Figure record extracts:
--------------------

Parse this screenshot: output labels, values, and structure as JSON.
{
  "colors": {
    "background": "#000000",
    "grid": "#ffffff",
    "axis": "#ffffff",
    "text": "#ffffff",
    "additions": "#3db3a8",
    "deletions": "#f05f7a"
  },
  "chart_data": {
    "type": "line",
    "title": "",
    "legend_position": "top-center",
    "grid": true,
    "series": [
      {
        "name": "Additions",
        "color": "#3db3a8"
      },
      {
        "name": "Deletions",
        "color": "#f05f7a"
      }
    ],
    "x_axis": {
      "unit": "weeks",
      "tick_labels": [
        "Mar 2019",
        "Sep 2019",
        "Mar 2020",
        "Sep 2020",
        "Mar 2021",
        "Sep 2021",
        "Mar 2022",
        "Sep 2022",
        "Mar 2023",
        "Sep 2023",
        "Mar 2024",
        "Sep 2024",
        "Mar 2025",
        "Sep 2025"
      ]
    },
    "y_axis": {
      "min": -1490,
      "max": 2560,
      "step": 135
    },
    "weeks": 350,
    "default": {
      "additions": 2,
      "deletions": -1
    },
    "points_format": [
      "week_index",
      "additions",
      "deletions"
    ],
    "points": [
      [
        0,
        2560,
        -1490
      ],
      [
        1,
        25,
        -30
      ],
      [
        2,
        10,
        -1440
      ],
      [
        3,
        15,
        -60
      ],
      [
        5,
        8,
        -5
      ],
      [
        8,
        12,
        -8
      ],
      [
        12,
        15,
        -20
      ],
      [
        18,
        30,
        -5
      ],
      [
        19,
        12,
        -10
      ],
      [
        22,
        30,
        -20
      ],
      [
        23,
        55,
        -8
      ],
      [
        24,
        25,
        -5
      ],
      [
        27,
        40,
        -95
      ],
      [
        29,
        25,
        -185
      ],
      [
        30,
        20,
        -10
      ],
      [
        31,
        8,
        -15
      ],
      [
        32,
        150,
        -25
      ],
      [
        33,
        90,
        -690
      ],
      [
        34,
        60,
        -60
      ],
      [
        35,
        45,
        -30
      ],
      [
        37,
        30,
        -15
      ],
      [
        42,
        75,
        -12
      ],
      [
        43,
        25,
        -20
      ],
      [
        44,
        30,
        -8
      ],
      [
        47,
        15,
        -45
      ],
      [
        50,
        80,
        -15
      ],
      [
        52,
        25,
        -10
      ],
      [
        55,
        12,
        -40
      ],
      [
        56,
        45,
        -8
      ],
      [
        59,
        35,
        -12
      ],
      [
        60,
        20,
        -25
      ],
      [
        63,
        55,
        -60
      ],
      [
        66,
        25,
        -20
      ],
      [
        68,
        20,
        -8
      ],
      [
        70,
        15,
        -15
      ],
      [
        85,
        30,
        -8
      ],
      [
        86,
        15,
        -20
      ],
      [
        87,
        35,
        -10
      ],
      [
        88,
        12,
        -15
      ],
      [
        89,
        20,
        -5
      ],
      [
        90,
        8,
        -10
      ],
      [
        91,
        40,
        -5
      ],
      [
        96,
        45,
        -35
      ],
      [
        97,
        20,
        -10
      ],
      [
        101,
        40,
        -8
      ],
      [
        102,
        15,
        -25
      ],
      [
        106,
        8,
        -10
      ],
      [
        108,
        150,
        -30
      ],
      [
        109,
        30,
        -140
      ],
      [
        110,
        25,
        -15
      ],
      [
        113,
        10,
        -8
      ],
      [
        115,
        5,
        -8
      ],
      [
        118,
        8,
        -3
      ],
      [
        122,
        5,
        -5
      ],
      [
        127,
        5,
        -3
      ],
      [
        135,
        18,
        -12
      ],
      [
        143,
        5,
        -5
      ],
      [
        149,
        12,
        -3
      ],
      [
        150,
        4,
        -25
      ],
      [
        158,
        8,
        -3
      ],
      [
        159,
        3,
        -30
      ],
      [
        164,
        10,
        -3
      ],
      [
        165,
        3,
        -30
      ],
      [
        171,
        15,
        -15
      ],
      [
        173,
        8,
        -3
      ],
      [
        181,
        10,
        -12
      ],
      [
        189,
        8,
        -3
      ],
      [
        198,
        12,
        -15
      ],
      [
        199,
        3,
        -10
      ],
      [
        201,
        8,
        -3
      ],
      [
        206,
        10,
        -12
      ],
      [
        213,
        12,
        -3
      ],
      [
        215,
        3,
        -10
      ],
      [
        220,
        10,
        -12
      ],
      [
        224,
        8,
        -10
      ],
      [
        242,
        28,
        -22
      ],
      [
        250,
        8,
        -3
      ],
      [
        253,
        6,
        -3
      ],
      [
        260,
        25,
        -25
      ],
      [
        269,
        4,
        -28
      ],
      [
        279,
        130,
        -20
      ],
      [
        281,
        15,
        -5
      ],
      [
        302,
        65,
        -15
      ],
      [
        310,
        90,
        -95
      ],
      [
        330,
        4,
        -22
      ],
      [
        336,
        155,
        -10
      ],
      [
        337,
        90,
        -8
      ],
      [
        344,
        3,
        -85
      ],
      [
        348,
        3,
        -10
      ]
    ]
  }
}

--------------------

WHAT YOU SHOULD DO: Transcribe all the entries, keeping each one exactly as it is.

SOLUTION TO THIS PROBLEM:
Parse this screenshot: output labels, values, and structure as JSON.
{
  "colors": {
    "background": "#000000",
    "grid": "#ffffff",
    "axis": "#ffffff",
    "text": "#ffffff",
    "additions": "#3db3a8",
    "deletions": "#f05f7a"
  },
  "chart_data": {
    "type": "line",
    "title": "",
    "legend_position": "top-center",
    "grid": true,
    "series": [
      {
        "name": "Additions",
        "color": "#3db3a8"
      },
      {
        "name": "Deletions",
        "color": "#f05f7a"
      }
    ],
    "x_axis": {
      "unit": "weeks",
      "tick_labels": [
        "Mar 2019",
        "Sep 2019",
        "Mar 2020",
        "Sep 2020",
        "Mar 2021",
        "Sep 2021",
        "Mar 2022",
        "Sep 2022",
        "Mar 2023",
        "Sep 2023",
        "Mar 2024",
        "Sep 2024",
        "Mar 2025",
        "Sep 2025"
      ]
    },
    "y_axis": {
      "min": -1490,
      "max": 2560,
      "step": 135
    },
    "weeks": 350,
    "default": {
      "additions": 2,
      "deletions": -1
    },
    "points_format": [
      "week_index",
      "additions",
      "deletions"
    ],
    "points": [
      [
        0,
        2560,
        -1490
      ],
      [
        1,
        25,
        -30
      ],
      [
        2,
        10,
        -1440
      ],
      [
        3,
        15,
        -60
      ],
      [
        5,
        8,
        -5
      ],
      [
        8,
        12,
        -8
      ],
      [
        12,
        15,
        -20
      ],
      [
        18,
        30,
        -5
      ],
      [
        19,
        12,
        -10
      ],
      [
        22,
        30,
        -20
      ],
      [
        23,
        55,
        -8
      ],
      [
        24,
        25,
        -5
      ],
      [
        27,
        40,
        -95
      ],
      [
        29,
        25,
        -185
      ],
      [
        30,
        20,
        -10
      ],
      [
        31,
        8,
        -15
      ],
      [
        32,
        150,
        -25
      ],
      [
        33,
        90,
        -690
      ],
      [
        34,
        60,
        -60
      ],
      [
        35,
        45,
        -30
      ],
      [
        37,
        30,
        -15
      ],
      [
        42,
        75,
        -12
      ],
      [
        43,
        25,
        -20
      ],
      [
        44,
        30,
        -8
      ],
      [
        47,
        15,
        -45
      ],
      [
        50,
        80,
        -15
      ],
      [
        52,
        25,
        -10
      ],
      [
        55,
        12,
        -40
      ],
      [
        56,
        45,
        -8
      ],
      [
        59,
        35,
        -12
      ],
      [
        60,
        20,
        -25
      ],
      [
        63,
        55,
        -60
      ],
      [
        66,
        25,
        -20
      ],
      [
        68,
        20,
        -8
      ],
      [
        70,
        15,
        -15
      ],
      [
        85,
        30,
        -8
      ],
      [
        86,
        15,
        -20
      ],
      [
        87,
        35,
        -10
      ],
      [
        88,
        12,
        -15
      ],
      [
        89,
        20,
        -5
      ],
      [
        90,
        8,
        -10
      ],
      [
        91,
        40,
        -5
      ],
      [
        96,
        45,
        -35
      ],
      [
        97,
        20,
        -10
      ],
      [
        101,
        40,
        -8
      ],
      [
        102,
        15,
        -25
      ],
      [
        106,
        8,
        -10
      ],
      [
        108,
        150,
        -30
      ],
      [
        109,
        30,
        -140
      ],
      [
        110,
        25,
        -15
      ],
      [
        113,
        10,
        -8
      ],
      [
        115,
        5,
        -8
      ],
      [
        118,
        8,
        -3
      ],
      [
        122,
        5,
        -5
      ],
      [
        127,
        5,
        -3
      ],
      [
        135,
        18,
        -12
      ],
      [
        143,
        5,
        -5
      ],
      [
        149,
        12,
        -3
      ],
      [
        150,
        4,
        -25
      ],
      [
        158,
        8,
        -3
      ],
      [
        159,
        3,
        -30
      ],
      [
        164,
        10,
        -3
      ],
      [
        165,
        3,
        -30
      ],
      [
        171,
        15,
        -15
      ],
      [
        173,
        8,
        -3
      ],
      [
        181,
        10,
        -12
      ],
      [
        189,
        8,
        -3
      ],
      [
        198,
        12,
        -15
      ],
      [
        199,
        3,
        -10
      ],
      [
        201,
        8,
        -3
      ],
      [
        206,
        10,
        -12
      ],
      [
        213,
        12,
        -3
      ],
      [
        215,
        3,
        -10
      ],
      [
        220,
        10,
        -12
      ],
      [
        224,
        8,
        -10
      ],
      [
        242,
        28,
        -22
      ],
      [
        250,
        8,
        -3
      ],
      [
        253,
        6,
        -3
      ],
      [
        260,
        25,
        -25
      ],
      [
        269,
        4,
        -28
      ],
      [
        279,
        130,
        -20
      ],
      [
        281,
        15,
        -5
      ],
      [
        302,
        65,
        -15
      ],
      [
        310,
        90,
        -95
      ],
      [
        330,
        4,
        -22
      ],
      [
        336,
        155,
        -10
      ],
      [
        337,
        90,
        -8
      ],
      [
        344,
        3,
        -85
      ],
      [
        348,
        3,
        -10
      ]
    ]
  }
}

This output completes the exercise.